═══ EXERCISE INPUT ═══
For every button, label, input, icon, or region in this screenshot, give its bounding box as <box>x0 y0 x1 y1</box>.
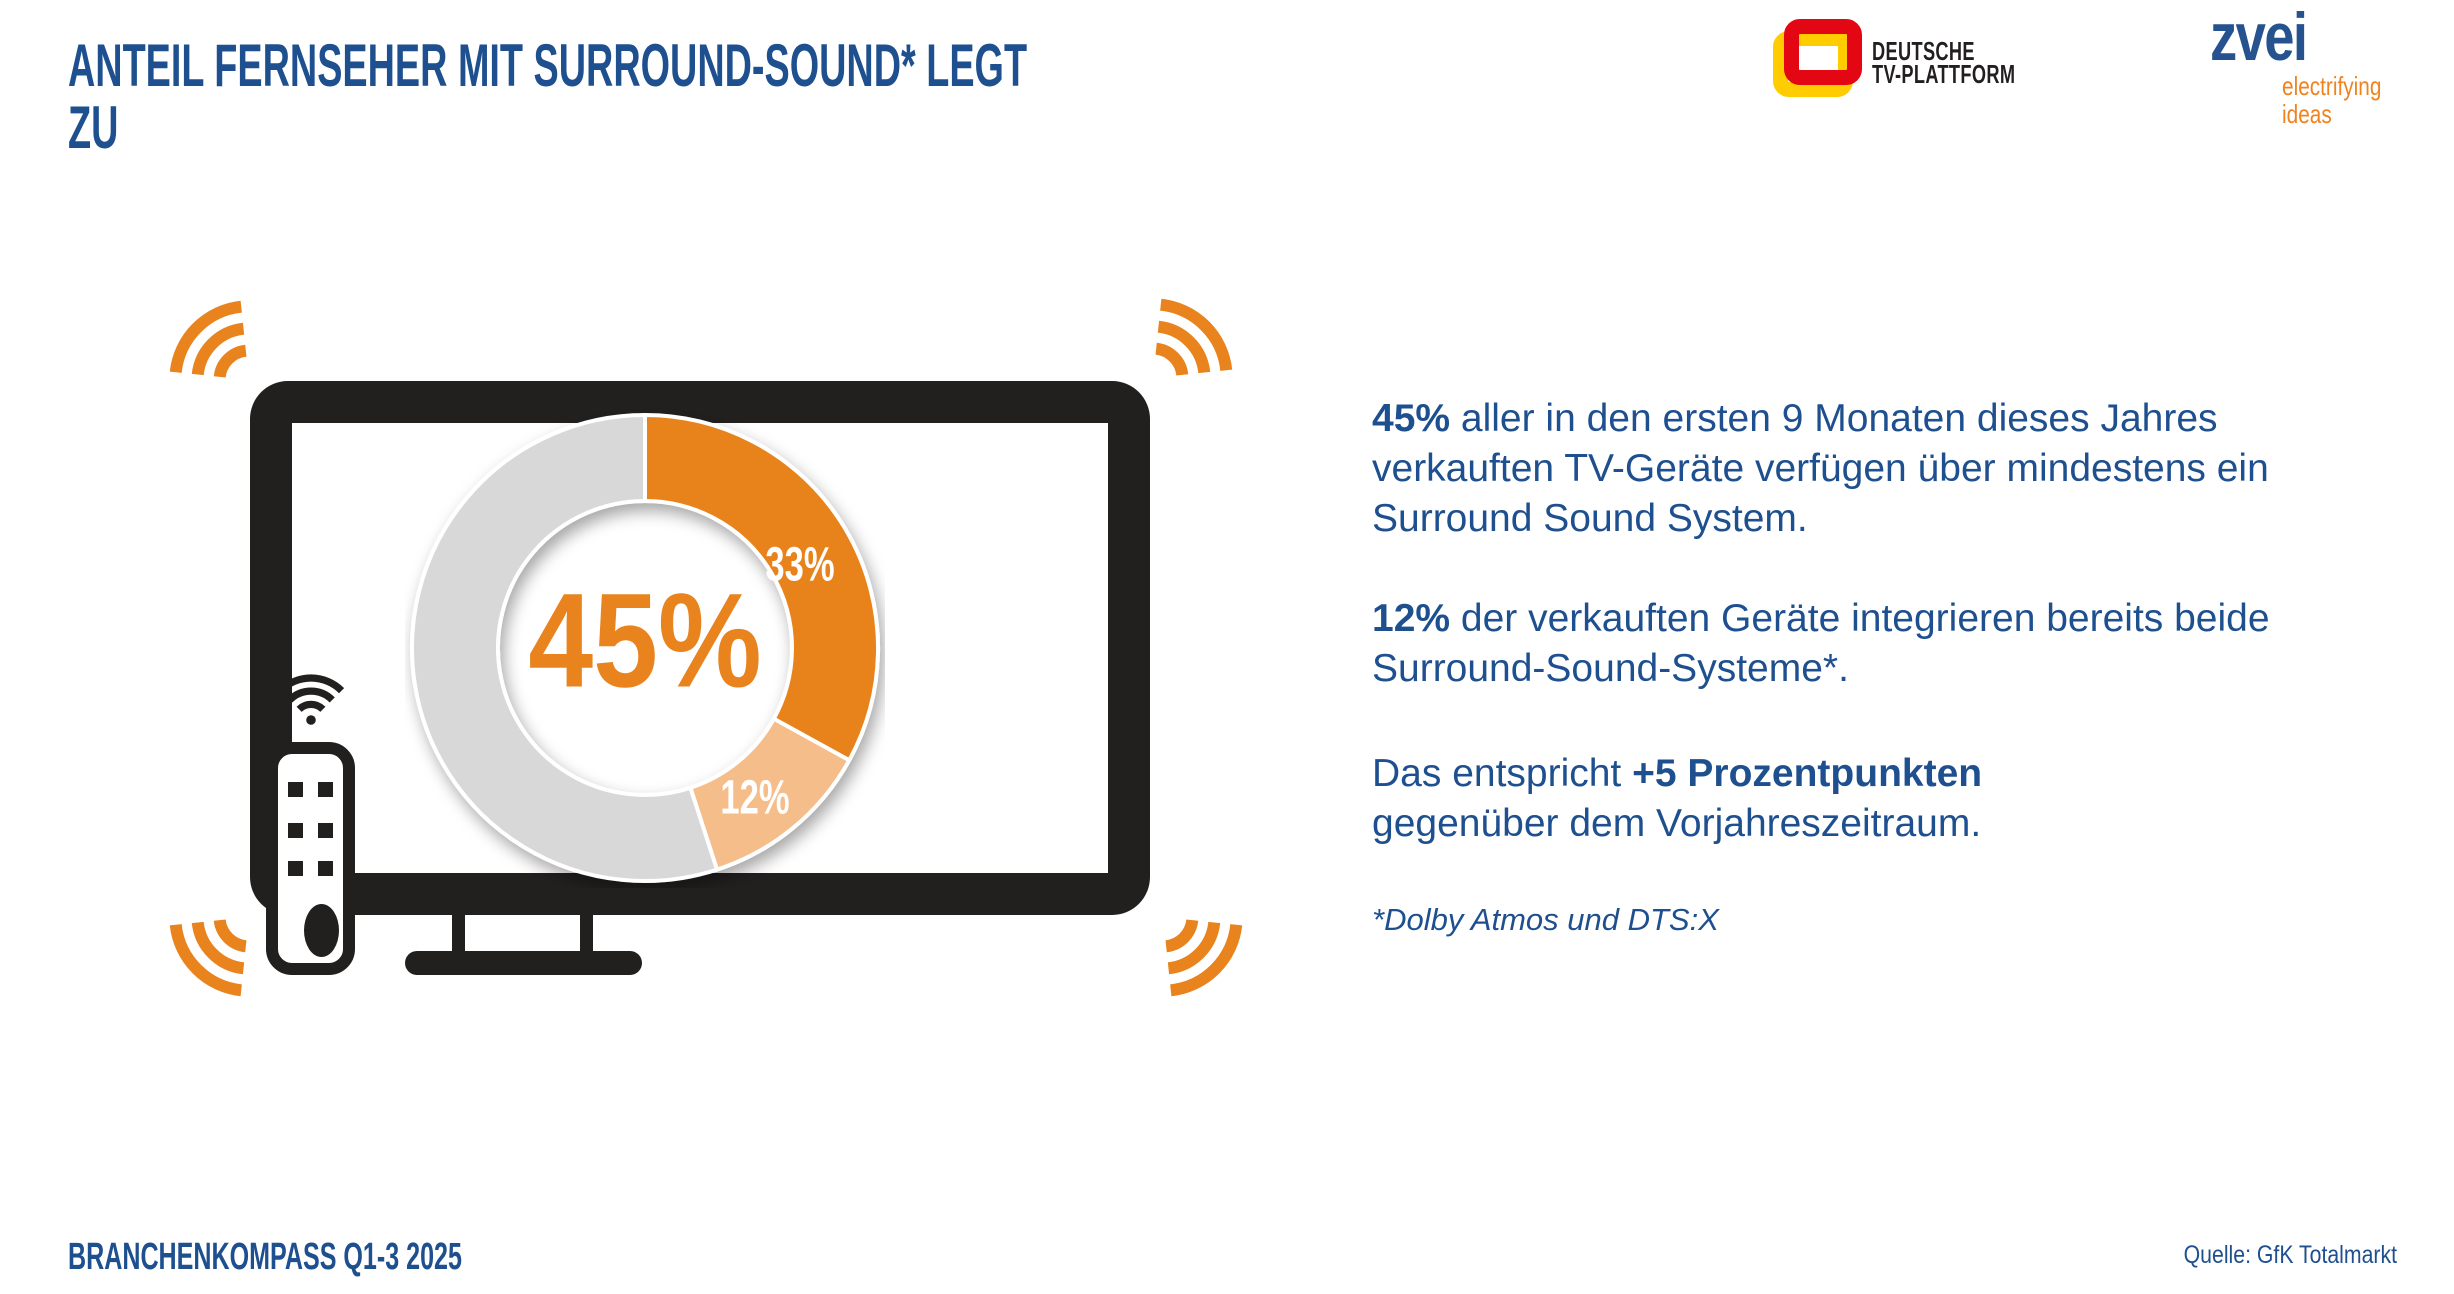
footer-branchenkompass: BRANCHENKOMPASS Q1-3 2025 <box>68 1236 462 1278</box>
remote-button <box>318 861 333 876</box>
paragraph-45-percent: 45% aller in den ersten 9 Monaten dieses… <box>1372 394 2317 544</box>
remote-button <box>288 861 303 876</box>
tv-stand-neck <box>452 912 593 956</box>
paragraph-45-rest: aller in den ersten 9 Monaten dieses Jah… <box>1372 397 2269 540</box>
paragraph-45-bold: 45% <box>1372 397 1451 440</box>
dtv-logo-line1: DEUTSCHE <box>1872 36 1975 66</box>
paragraph-12-bold: 12% <box>1372 597 1451 640</box>
page-title-line2-row: ZU <box>68 97 148 159</box>
surround-sound-donut-chart <box>410 413 881 883</box>
tv-stand-base <box>405 951 642 975</box>
page-title: ANTEIL FERNSEHER MIT SURROUND-SOUND* LEG… <box>68 35 1590 97</box>
donut-segment-rest <box>410 413 719 883</box>
footnote-dolby-dts: *Dolby Atmos und DTS:X <box>1372 902 1719 937</box>
remote-ok-button <box>304 904 339 957</box>
remote-button <box>288 782 303 797</box>
page-title-line2: ZU <box>68 94 119 161</box>
remote-signal-icon <box>278 674 344 725</box>
paragraph-plus5-rest: gegenüber dem Vorjahreszeitraum. <box>1372 802 1982 845</box>
paragraph-plus5-bold: +5 Prozentpunkten <box>1632 752 1983 795</box>
donut-label-12: 12% <box>720 771 790 825</box>
sound-waves-top-right-icon <box>1155 298 1233 376</box>
dtv-logo-text: DEUTSCHE TV-PLATTFORM <box>1872 36 2077 89</box>
dtv-logo-red-frame-icon <box>1784 19 1862 85</box>
dtv-logo-line2: TV-PLATTFORM <box>1872 59 2016 89</box>
paragraph-plus5: Das entspricht +5 Prozentpunkten gegenüb… <box>1372 749 2072 849</box>
sound-waves-top-left-icon <box>169 300 247 378</box>
remote-button <box>318 782 333 797</box>
donut-label-33: 33% <box>765 538 835 592</box>
donut-center-value: 45% <box>528 566 762 716</box>
donut-segment-33 <box>643 413 881 763</box>
zvei-tagline-line1-row: electrifying <box>2282 71 2382 101</box>
paragraph-12-percent: 12% der verkauften Geräte integrieren be… <box>1372 594 2317 694</box>
footer-source: Quelle: GfK Totalmarkt <box>2183 1241 2397 1269</box>
remote-button <box>318 823 333 838</box>
page-title-line1: ANTEIL FERNSEHER MIT SURROUND-SOUND* LEG… <box>68 32 1028 99</box>
zvei-tagline-line2-row: ideas <box>2282 99 2332 129</box>
sound-waves-bottom-right-icon <box>1165 919 1243 997</box>
paragraph-12-rest: der verkauften Geräte integrieren bereit… <box>1372 597 2270 690</box>
paragraph-plus5-pre: Das entspricht <box>1372 752 1633 795</box>
sound-waves-bottom-left-icon <box>169 919 247 997</box>
remote-control <box>266 742 355 975</box>
remote-button <box>288 823 303 838</box>
zvei-wordmark: zvei <box>2210 0 2308 75</box>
═══
## [DIRECTIONS]
Rewrite the rows above with "screenshot" swapped for "image", changing nothing else. Leave out the picture.

## [RESPONSE FOR THIS EXERCISE]
For every button, label, input, icon, or region in this image, give its bounding box as <box>x0 y0 x1 y1</box>.
footer-branchenkompass: BRANCHENKOMPASS Q1-3 2025 <box>68 1236 462 1278</box>
remote-button <box>318 861 333 876</box>
paragraph-45-percent: 45% aller in den ersten 9 Monaten dieses… <box>1372 394 2317 544</box>
remote-button <box>288 861 303 876</box>
tv-stand-neck <box>452 912 593 956</box>
paragraph-45-rest: aller in den ersten 9 Monaten dieses Jah… <box>1372 397 2269 540</box>
paragraph-45-bold: 45% <box>1372 397 1451 440</box>
dtv-logo-line1: DEUTSCHE <box>1872 36 1975 66</box>
paragraph-12-bold: 12% <box>1372 597 1451 640</box>
page-title-line2-row: ZU <box>68 97 148 159</box>
surround-sound-donut-chart <box>410 413 881 883</box>
tv-stand-base <box>405 951 642 975</box>
page-title: ANTEIL FERNSEHER MIT SURROUND-SOUND* LEG… <box>68 35 1590 97</box>
donut-segment-rest <box>410 413 719 883</box>
footnote-dolby-dts: *Dolby Atmos und DTS:X <box>1372 902 1719 937</box>
remote-ok-button <box>304 904 339 957</box>
remote-button <box>288 782 303 797</box>
page-title-line2: ZU <box>68 94 119 161</box>
remote-signal-icon <box>278 674 344 725</box>
paragraph-plus5-rest: gegenüber dem Vorjahreszeitraum. <box>1372 802 1982 845</box>
paragraph-plus5-bold: +5 Prozentpunkten <box>1632 752 1983 795</box>
donut-label-12: 12% <box>720 771 790 825</box>
sound-waves-top-right-icon <box>1155 298 1233 376</box>
dtv-logo-text: DEUTSCHE TV-PLATTFORM <box>1872 36 2077 89</box>
dtv-logo-red-frame-icon <box>1784 19 1862 85</box>
dtv-logo-line2: TV-PLATTFORM <box>1872 59 2016 89</box>
paragraph-plus5: Das entspricht +5 Prozentpunkten gegenüb… <box>1372 749 2072 849</box>
sound-waves-top-left-icon <box>169 300 247 378</box>
remote-button <box>318 782 333 797</box>
donut-label-33: 33% <box>765 538 835 592</box>
donut-center-value: 45% <box>528 566 762 716</box>
donut-segment-33 <box>643 413 881 763</box>
zvei-tagline-line1-row: electrifying <box>2282 71 2382 101</box>
paragraph-12-percent: 12% der verkauften Geräte integrieren be… <box>1372 594 2317 694</box>
footer-source: Quelle: GfK Totalmarkt <box>2183 1241 2397 1269</box>
remote-button <box>318 823 333 838</box>
page-title-line1: ANTEIL FERNSEHER MIT SURROUND-SOUND* LEG… <box>68 32 1028 99</box>
zvei-tagline-line2-row: ideas <box>2282 99 2332 129</box>
sound-waves-bottom-right-icon <box>1165 919 1243 997</box>
paragraph-12-rest: der verkauften Geräte integrieren bereit… <box>1372 597 2270 690</box>
paragraph-plus5-pre: Das entspricht <box>1372 752 1633 795</box>
sound-waves-bottom-left-icon <box>169 919 247 997</box>
remote-control <box>266 742 355 975</box>
remote-button <box>288 823 303 838</box>
zvei-wordmark: zvei <box>2210 0 2308 75</box>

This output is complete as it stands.